- Data section:
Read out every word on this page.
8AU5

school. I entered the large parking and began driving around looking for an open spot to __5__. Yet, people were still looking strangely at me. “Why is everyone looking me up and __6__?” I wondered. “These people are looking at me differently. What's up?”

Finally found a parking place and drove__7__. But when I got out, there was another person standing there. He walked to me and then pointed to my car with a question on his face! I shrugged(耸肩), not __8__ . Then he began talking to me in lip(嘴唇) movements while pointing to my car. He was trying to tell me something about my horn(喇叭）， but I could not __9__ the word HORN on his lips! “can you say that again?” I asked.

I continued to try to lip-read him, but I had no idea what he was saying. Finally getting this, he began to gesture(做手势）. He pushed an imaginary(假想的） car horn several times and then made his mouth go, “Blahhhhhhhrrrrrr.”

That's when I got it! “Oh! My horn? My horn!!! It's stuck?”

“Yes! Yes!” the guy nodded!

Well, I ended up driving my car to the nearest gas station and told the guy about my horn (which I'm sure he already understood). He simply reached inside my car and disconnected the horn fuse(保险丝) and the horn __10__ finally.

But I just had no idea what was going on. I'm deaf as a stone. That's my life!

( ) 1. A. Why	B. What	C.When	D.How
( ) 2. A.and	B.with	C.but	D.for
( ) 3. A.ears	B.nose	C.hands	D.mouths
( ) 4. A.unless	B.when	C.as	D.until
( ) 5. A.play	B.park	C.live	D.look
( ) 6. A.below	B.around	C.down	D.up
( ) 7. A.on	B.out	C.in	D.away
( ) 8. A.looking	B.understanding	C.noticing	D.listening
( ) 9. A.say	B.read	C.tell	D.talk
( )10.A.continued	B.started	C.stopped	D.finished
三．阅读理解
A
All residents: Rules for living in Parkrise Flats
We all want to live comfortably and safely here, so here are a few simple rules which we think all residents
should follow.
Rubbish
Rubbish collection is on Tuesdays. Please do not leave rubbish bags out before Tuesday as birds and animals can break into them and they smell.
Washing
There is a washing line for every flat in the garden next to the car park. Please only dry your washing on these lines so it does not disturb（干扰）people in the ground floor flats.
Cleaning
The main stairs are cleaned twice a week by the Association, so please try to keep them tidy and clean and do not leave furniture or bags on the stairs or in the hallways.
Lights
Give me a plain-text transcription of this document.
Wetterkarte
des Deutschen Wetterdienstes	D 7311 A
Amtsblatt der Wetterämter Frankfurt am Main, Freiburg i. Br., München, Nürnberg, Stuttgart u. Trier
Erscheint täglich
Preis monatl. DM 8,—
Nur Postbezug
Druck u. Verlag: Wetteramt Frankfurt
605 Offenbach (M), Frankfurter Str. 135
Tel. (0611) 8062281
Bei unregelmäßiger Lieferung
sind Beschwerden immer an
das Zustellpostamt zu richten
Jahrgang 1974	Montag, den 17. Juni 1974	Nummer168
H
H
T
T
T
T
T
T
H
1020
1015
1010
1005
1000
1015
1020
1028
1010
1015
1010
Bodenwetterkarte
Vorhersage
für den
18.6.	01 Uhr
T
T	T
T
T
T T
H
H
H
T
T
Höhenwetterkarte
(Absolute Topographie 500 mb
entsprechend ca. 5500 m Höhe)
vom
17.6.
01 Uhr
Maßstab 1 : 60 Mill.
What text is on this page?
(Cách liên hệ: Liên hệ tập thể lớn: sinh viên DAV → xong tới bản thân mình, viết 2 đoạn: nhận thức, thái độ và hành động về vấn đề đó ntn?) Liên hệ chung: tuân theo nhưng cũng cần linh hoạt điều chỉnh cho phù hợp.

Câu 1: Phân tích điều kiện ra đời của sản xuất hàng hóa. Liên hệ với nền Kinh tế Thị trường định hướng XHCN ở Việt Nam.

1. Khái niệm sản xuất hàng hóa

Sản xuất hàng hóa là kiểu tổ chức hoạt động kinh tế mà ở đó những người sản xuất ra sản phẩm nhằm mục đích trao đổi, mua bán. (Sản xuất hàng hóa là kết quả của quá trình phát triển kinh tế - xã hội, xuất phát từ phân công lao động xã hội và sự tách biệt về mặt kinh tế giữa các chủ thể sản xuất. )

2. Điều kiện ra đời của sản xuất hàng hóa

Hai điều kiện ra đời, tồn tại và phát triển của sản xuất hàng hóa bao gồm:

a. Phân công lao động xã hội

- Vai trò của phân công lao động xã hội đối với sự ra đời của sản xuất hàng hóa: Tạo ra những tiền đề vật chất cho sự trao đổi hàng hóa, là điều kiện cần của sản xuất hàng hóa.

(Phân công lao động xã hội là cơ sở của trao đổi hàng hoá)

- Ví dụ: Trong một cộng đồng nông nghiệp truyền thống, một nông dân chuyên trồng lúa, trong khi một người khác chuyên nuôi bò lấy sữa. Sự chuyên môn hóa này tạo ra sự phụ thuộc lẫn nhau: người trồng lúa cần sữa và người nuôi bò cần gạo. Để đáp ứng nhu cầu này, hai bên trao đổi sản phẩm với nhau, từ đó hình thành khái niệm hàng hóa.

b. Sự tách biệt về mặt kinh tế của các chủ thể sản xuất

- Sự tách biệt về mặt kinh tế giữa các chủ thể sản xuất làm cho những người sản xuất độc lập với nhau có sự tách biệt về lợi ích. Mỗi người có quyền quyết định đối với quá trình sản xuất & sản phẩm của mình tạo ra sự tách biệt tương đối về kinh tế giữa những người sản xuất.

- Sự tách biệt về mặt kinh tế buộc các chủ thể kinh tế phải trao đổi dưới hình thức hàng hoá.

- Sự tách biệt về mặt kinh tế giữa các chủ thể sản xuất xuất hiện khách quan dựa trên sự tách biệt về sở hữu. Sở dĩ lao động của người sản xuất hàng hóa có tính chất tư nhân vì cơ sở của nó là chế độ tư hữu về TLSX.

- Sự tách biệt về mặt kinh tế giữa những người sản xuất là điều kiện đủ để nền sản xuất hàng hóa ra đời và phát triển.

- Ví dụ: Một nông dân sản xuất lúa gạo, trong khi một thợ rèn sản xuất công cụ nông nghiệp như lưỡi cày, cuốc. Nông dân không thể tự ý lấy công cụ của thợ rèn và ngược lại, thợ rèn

- Task statement: Using the data above, copy each line that contains "around".

- Task output:
school. I entered the large parking and began driving around looking for an open spot to __5__. Yet, people were still looking strangely at me. “Why is everyone looking me up and __6__?” I wondered. “These people are looking at me differently. What's up?”
( ) 6. A.below	B.around	C.down	D.up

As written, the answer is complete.